## Directions
Transcribe all of the records word for word, but omit the pictures.

# start of Exercise material

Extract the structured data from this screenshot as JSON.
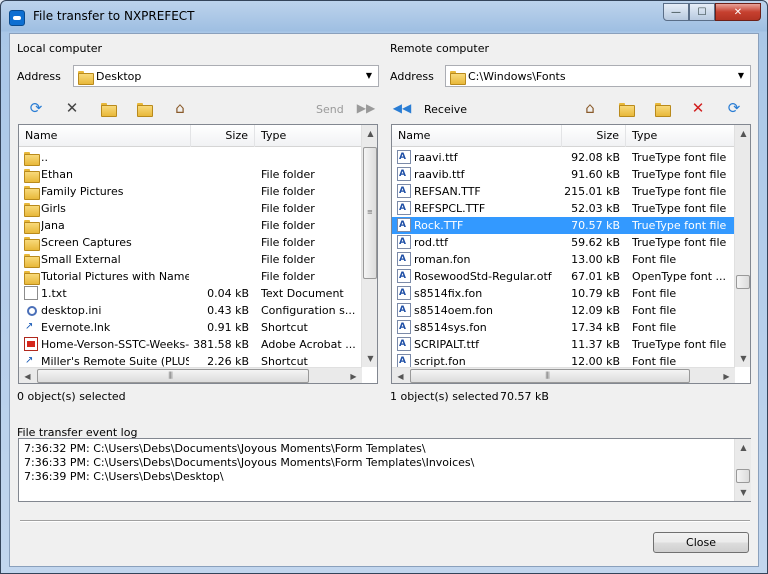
{
  "window": {
    "title": "File transfer to NXPREFECT"
  },
  "local": {
    "section_label": "Local computer",
    "address_label": "Address",
    "address_value": "Desktop",
    "send_label": "Send",
    "columns": {
      "name": "Name",
      "size": "Size",
      "type": "Type"
    },
    "rows": [
      {
        "name": "..",
        "size": "",
        "type": "",
        "icon": "up-folder"
      },
      {
        "name": "Ethan",
        "size": "",
        "type": "File folder",
        "icon": "folder"
      },
      {
        "name": "Family Pictures",
        "size": "",
        "type": "File folder",
        "icon": "folder"
      },
      {
        "name": "Girls",
        "size": "",
        "type": "File folder",
        "icon": "folder"
      },
      {
        "name": "Jana",
        "size": "",
        "type": "File folder",
        "icon": "folder"
      },
      {
        "name": "Screen Captures",
        "size": "",
        "type": "File folder",
        "icon": "folder"
      },
      {
        "name": "Small External",
        "size": "",
        "type": "File folder",
        "icon": "folder"
      },
      {
        "name": "Tutorial Pictures with Names",
        "size": "",
        "type": "File folder",
        "icon": "folder"
      },
      {
        "name": "1.txt",
        "size": "0.04 kB",
        "type": "Text Document",
        "icon": "file"
      },
      {
        "name": "desktop.ini",
        "size": "0.43 kB",
        "type": "Configuration s...",
        "icon": "ini"
      },
      {
        "name": "Evernote.lnk",
        "size": "0.91 kB",
        "type": "Shortcut",
        "icon": "lnk"
      },
      {
        "name": "Home-Verson-SSTC-Weeks-...",
        "size": "381.58 kB",
        "type": "Adobe Acrobat ...",
        "icon": "pdf"
      },
      {
        "name": "Miller's Remote Suite (PLUS)...",
        "size": "2.26 kB",
        "type": "Shortcut",
        "icon": "lnk"
      }
    ],
    "status": "0 object(s) selected"
  },
  "remote": {
    "section_label": "Remote computer",
    "address_label": "Address",
    "address_value": "C:\\Windows\\Fonts",
    "receive_label": "Receive",
    "columns": {
      "name": "Name",
      "size": "Size",
      "type": "Type"
    },
    "rows": [
      {
        "name": "raavi.ttf",
        "size": "92.08 kB",
        "type": "TrueType font file",
        "selected": false
      },
      {
        "name": "raavib.ttf",
        "size": "91.60 kB",
        "type": "TrueType font file",
        "selected": false
      },
      {
        "name": "REFSAN.TTF",
        "size": "215.01 kB",
        "type": "TrueType font file",
        "selected": false
      },
      {
        "name": "REFSPCL.TTF",
        "size": "52.03 kB",
        "type": "TrueType font file",
        "selected": false
      },
      {
        "name": "Rock.TTF",
        "size": "70.57 kB",
        "type": "TrueType font file",
        "selected": true
      },
      {
        "name": "rod.ttf",
        "size": "59.62 kB",
        "type": "TrueType font file",
        "selected": false
      },
      {
        "name": "roman.fon",
        "size": "13.00 kB",
        "type": "Font file",
        "selected": false
      },
      {
        "name": "RosewoodStd-Regular.otf",
        "size": "67.01 kB",
        "type": "OpenType font ...",
        "selected": false
      },
      {
        "name": "s8514fix.fon",
        "size": "10.79 kB",
        "type": "Font file",
        "selected": false
      },
      {
        "name": "s8514oem.fon",
        "size": "12.09 kB",
        "type": "Font file",
        "selected": false
      },
      {
        "name": "s8514sys.fon",
        "size": "17.34 kB",
        "type": "Font file",
        "selected": false
      },
      {
        "name": "SCRIPALT.ttf",
        "size": "11.37 kB",
        "type": "TrueType font file",
        "selected": false
      },
      {
        "name": "script.fon",
        "size": "12.00 kB",
        "type": "Font file",
        "selected": false
      }
    ],
    "status": "1 object(s) selected",
    "status_size": "70.57 kB"
  },
  "log": {
    "label": "File transfer event log",
    "lines": [
      "7:36:32 PM: C:\\Users\\Debs\\Documents\\Joyous Moments\\Form Templates\\",
      "7:36:33 PM: C:\\Users\\Debs\\Documents\\Joyous Moments\\Form Templates\\Invoices\\",
      "7:36:39 PM: C:\\Users\\Debs\\Desktop\\"
    ]
  },
  "close_label": "Close",
  "icons": {
    "refresh": "refresh-icon",
    "delete": "delete-icon",
    "new_folder": "new-folder-icon",
    "up_folder": "up-folder-icon",
    "home": "home-icon",
    "send": "send-icon",
    "receive": "receive-icon"
  },
  "colors": {
    "selection": "#3399ff",
    "delete_red": "#d21e1e",
    "refresh_blue": "#2a7dd4"
  }
}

# end of Exercise material

## Solution to the problem
Extract the structured data from this screenshot as JSON.
{
  "window": {
    "title": "File transfer to NXPREFECT"
  },
  "local": {
    "section_label": "Local computer",
    "address_label": "Address",
    "address_value": "Desktop",
    "send_label": "Send",
    "columns": {
      "name": "Name",
      "size": "Size",
      "type": "Type"
    },
    "rows": [
      {
        "name": "..",
        "size": "",
        "type": "",
        "icon": "up-folder"
      },
      {
        "name": "Ethan",
        "size": "",
        "type": "File folder",
        "icon": "folder"
      },
      {
        "name": "Family Pictures",
        "size": "",
        "type": "File folder",
        "icon": "folder"
      },
      {
        "name": "Girls",
        "size": "",
        "type": "File folder",
        "icon": "folder"
      },
      {
        "name": "Jana",
        "size": "",
        "type": "File folder",
        "icon": "folder"
      },
      {
        "name": "Screen Captures",
        "size": "",
        "type": "File folder",
        "icon": "folder"
      },
      {
        "name": "Small External",
        "size": "",
        "type": "File folder",
        "icon": "folder"
      },
      {
        "name": "Tutorial Pictures with Names",
        "size": "",
        "type": "File folder",
        "icon": "folder"
      },
      {
        "name": "1.txt",
        "size": "0.04 kB",
        "type": "Text Document",
        "icon": "file"
      },
      {
        "name": "desktop.ini",
        "size": "0.43 kB",
        "type": "Configuration s...",
        "icon": "ini"
      },
      {
        "name": "Evernote.lnk",
        "size": "0.91 kB",
        "type": "Shortcut",
        "icon": "lnk"
      },
      {
        "name": "Home-Verson-SSTC-Weeks-...",
        "size": "381.58 kB",
        "type": "Adobe Acrobat ...",
        "icon": "pdf"
      },
      {
        "name": "Miller's Remote Suite (PLUS)...",
        "size": "2.26 kB",
        "type": "Shortcut",
        "icon": "lnk"
      }
    ],
    "status": "0 object(s) selected"
  },
  "remote": {
    "section_label": "Remote computer",
    "address_label": "Address",
    "address_value": "C:\\Windows\\Fonts",
    "receive_label": "Receive",
    "columns": {
      "name": "Name",
      "size": "Size",
      "type": "Type"
    },
    "rows": [
      {
        "name": "raavi.ttf",
        "size": "92.08 kB",
        "type": "TrueType font file",
        "selected": false
      },
      {
        "name": "raavib.ttf",
        "size": "91.60 kB",
        "type": "TrueType font file",
        "selected": false
      },
      {
        "name": "REFSAN.TTF",
        "size": "215.01 kB",
        "type": "TrueType font file",
        "selected": false
      },
      {
        "name": "REFSPCL.TTF",
        "size": "52.03 kB",
        "type": "TrueType font file",
        "selected": false
      },
      {
        "name": "Rock.TTF",
        "size": "70.57 kB",
        "type": "TrueType font file",
        "selected": true
      },
      {
        "name": "rod.ttf",
        "size": "59.62 kB",
        "type": "TrueType font file",
        "selected": false
      },
      {
        "name": "roman.fon",
        "size": "13.00 kB",
        "type": "Font file",
        "selected": false
      },
      {
        "name": "RosewoodStd-Regular.otf",
        "size": "67.01 kB",
        "type": "OpenType font ...",
        "selected": false
      },
      {
        "name": "s8514fix.fon",
        "size": "10.79 kB",
        "type": "Font file",
        "selected": false
      },
      {
        "name": "s8514oem.fon",
        "size": "12.09 kB",
        "type": "Font file",
        "selected": false
      },
      {
        "name": "s8514sys.fon",
        "size": "17.34 kB",
        "type": "Font file",
        "selected": false
      },
      {
        "name": "SCRIPALT.ttf",
        "size": "11.37 kB",
        "type": "TrueType font file",
        "selected": false
      },
      {
        "name": "script.fon",
        "size": "12.00 kB",
        "type": "Font file",
        "selected": false
      }
    ],
    "status": "1 object(s) selected",
    "status_size": "70.57 kB"
  },
  "log": {
    "label": "File transfer event log",
    "lines": [
      "7:36:32 PM: C:\\Users\\Debs\\Documents\\Joyous Moments\\Form Templates\\",
      "7:36:33 PM: C:\\Users\\Debs\\Documents\\Joyous Moments\\Form Templates\\Invoices\\",
      "7:36:39 PM: C:\\Users\\Debs\\Desktop\\"
    ]
  },
  "close_label": "Close",
  "icons": {
    "refresh": "refresh-icon",
    "delete": "delete-icon",
    "new_folder": "new-folder-icon",
    "up_folder": "up-folder-icon",
    "home": "home-icon",
    "send": "send-icon",
    "receive": "receive-icon"
  },
  "colors": {
    "selection": "#3399ff",
    "delete_red": "#d21e1e",
    "refresh_blue": "#2a7dd4"
  }
}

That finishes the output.